[What is required]
For the entries that follow, tally the lines holding the string "bottle". Give the total and nothing else.
══ Input records ══
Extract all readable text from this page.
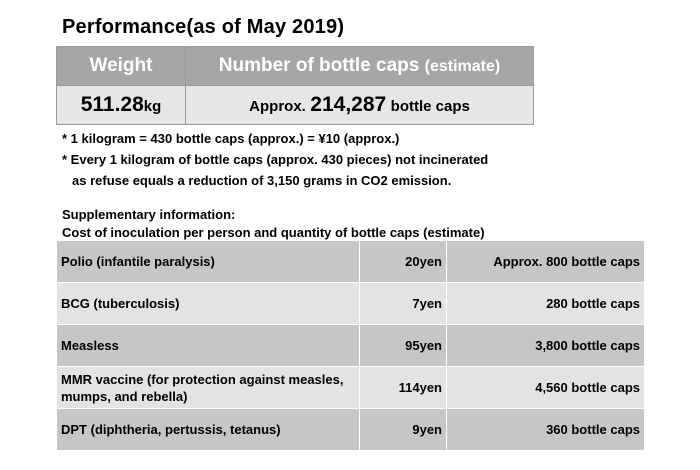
Performance(as of May 2019)
Weight	Number of bottle caps (estimate)
511.28kg	Approx. 214,287 bottle caps
* 1 kilogram = 430 bottle caps (approx.) = ¥10 (approx.)
* Every 1 kilogram of bottle caps (approx. 430 pieces) not incinerated
as refuse equals a reduction of 3,150 grams in CO2 emission.
Supplementary information:
Cost of inoculation per person and quantity of bottle caps (estimate)
Polio (infantile paralysis)	20yen	Approx. 800 bottle caps
BCG (tuberculosis)	7yen	280 bottle caps
Measless	95yen	3,800 bottle caps
MMR vaccine (for protection against measles, mumps, and rebella)	114yen	4,560 bottle caps
DPT (diphtheria, pertussis, tetanus)	9yen	360 bottle caps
═══
[Result of this exercise]
10